TASK REQUIREMENTS => Copy each entry as it stands, leaving nothing out.

Collected data entries =>
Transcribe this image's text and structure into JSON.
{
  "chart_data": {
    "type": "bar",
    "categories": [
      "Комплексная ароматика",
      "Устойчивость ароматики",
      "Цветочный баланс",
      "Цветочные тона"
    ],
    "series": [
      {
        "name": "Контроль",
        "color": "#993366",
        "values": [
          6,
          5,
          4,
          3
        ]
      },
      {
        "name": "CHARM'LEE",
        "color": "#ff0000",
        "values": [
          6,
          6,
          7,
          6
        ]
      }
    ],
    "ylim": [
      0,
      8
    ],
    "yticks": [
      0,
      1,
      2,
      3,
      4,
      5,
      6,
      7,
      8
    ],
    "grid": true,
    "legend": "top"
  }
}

OUTPUT =>
Transcribe this image's text and structure into JSON.
{
  "chart_data": {
    "type": "bar",
    "categories": [
      "Комплексная ароматика",
      "Устойчивость ароматики",
      "Цветочный баланс",
      "Цветочные тона"
    ],
    "series": [
      {
        "name": "Контроль",
        "color": "#993366",
        "values": [
          6,
          5,
          4,
          3
        ]
      },
      {
        "name": "CHARM'LEE",
        "color": "#ff0000",
        "values": [
          6,
          6,
          7,
          6
        ]
      }
    ],
    "ylim": [
      0,
      8
    ],
    "yticks": [
      0,
      1,
      2,
      3,
      4,
      5,
      6,
      7,
      8
    ],
    "grid": true,
    "legend": "top"
  }
}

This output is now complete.